TASK INSTRUCTIONS> Select and reproduce each line of the listing below that bears the string "Ethernet".

-------

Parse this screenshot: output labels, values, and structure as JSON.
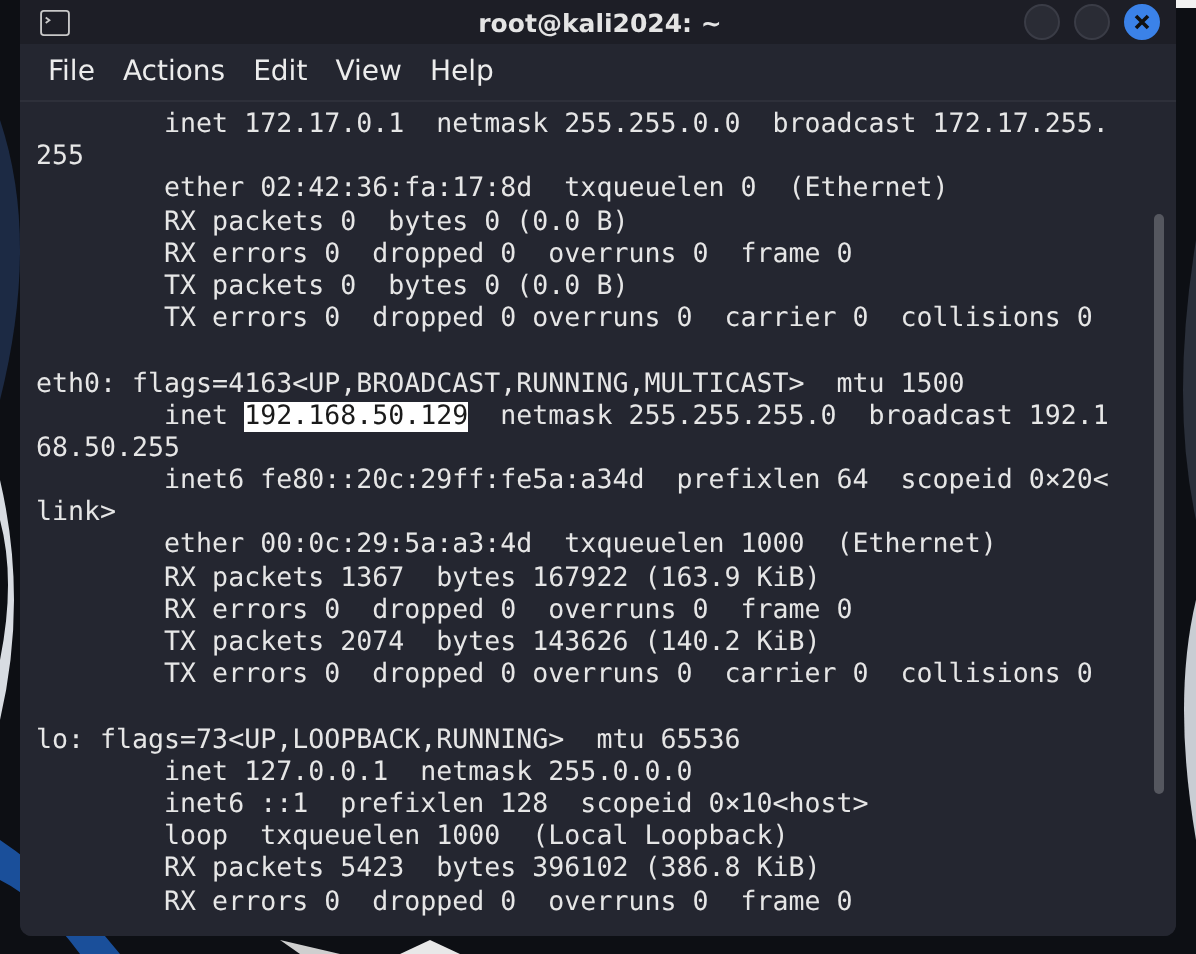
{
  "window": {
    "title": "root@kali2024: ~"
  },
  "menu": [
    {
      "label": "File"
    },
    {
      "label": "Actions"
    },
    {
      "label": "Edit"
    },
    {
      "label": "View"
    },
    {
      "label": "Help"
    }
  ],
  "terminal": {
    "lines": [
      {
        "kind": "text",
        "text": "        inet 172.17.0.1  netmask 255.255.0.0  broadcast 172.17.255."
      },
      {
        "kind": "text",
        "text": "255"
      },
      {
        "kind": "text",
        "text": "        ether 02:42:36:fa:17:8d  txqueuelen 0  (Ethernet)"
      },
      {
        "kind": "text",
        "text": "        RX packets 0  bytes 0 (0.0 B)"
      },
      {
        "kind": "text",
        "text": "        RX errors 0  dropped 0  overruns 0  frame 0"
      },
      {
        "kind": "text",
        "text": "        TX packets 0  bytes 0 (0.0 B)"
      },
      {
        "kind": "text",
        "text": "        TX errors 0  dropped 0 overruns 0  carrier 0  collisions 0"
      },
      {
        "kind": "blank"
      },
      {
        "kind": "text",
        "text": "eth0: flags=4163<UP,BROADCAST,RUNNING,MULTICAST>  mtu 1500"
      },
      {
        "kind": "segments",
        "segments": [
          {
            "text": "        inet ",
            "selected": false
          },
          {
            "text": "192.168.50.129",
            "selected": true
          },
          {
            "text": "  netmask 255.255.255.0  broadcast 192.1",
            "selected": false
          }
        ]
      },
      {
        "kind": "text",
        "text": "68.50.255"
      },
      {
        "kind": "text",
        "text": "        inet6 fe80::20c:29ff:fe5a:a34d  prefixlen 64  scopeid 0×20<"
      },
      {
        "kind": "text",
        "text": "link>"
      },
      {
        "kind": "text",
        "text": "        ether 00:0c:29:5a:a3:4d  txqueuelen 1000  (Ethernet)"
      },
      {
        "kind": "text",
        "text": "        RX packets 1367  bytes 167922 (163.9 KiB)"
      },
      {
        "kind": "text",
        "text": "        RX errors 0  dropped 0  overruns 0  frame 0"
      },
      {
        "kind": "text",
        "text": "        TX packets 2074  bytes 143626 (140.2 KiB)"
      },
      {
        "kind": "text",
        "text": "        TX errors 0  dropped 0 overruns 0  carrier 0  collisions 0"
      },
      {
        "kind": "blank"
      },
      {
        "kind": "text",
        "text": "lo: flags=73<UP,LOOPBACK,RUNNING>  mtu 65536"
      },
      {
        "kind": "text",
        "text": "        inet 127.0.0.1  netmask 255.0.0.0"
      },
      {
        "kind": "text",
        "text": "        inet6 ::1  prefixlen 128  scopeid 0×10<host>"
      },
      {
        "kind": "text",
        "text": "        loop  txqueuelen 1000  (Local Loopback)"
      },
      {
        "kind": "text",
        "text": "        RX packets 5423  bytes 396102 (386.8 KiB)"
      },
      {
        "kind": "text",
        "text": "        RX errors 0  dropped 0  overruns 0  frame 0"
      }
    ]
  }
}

-------

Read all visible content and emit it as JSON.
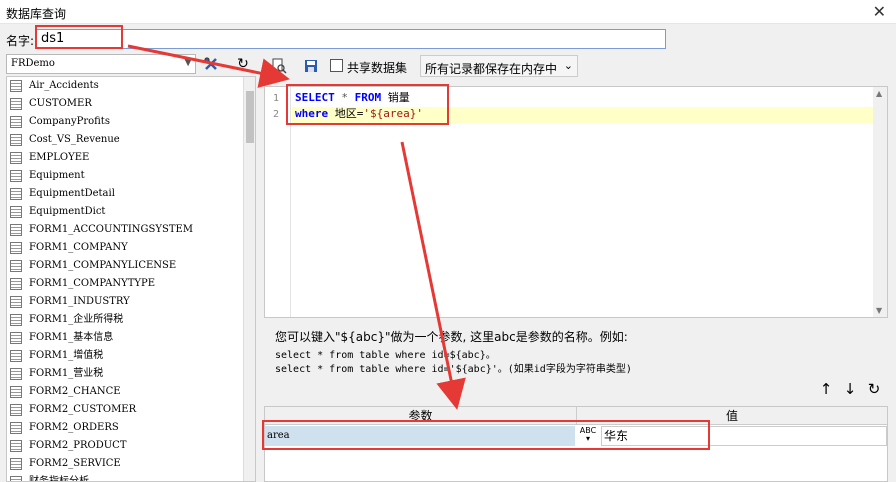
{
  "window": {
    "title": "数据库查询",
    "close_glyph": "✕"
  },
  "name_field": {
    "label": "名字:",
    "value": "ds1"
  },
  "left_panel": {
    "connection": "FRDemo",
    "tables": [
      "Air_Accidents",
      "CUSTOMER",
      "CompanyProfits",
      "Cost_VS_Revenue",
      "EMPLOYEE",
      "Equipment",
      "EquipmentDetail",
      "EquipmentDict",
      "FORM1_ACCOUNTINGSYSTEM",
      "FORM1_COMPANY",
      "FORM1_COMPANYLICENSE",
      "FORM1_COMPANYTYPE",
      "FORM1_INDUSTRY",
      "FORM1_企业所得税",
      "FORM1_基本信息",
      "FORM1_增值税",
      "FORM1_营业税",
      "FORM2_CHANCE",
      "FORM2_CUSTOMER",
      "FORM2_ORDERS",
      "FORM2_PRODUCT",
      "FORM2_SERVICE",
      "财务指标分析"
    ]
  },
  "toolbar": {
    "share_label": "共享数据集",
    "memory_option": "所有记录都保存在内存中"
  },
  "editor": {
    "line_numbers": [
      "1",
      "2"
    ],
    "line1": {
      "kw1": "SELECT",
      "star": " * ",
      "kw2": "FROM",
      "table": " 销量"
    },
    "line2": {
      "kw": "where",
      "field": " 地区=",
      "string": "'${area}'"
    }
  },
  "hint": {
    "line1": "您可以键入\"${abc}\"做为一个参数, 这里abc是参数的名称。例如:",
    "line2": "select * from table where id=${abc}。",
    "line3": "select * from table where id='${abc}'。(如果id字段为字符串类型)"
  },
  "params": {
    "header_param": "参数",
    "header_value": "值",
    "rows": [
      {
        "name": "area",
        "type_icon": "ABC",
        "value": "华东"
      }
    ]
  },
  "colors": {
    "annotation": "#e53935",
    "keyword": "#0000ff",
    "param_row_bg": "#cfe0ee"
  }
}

-------

SOLVED EXERCISE>
        "text": "        ether 02:42:36:fa:17:8d  txqueuelen 0  (Ethernet)"
        "text": "        ether 00:0c:29:5a:a3:4d  txqueuelen 1000  (Ethernet)"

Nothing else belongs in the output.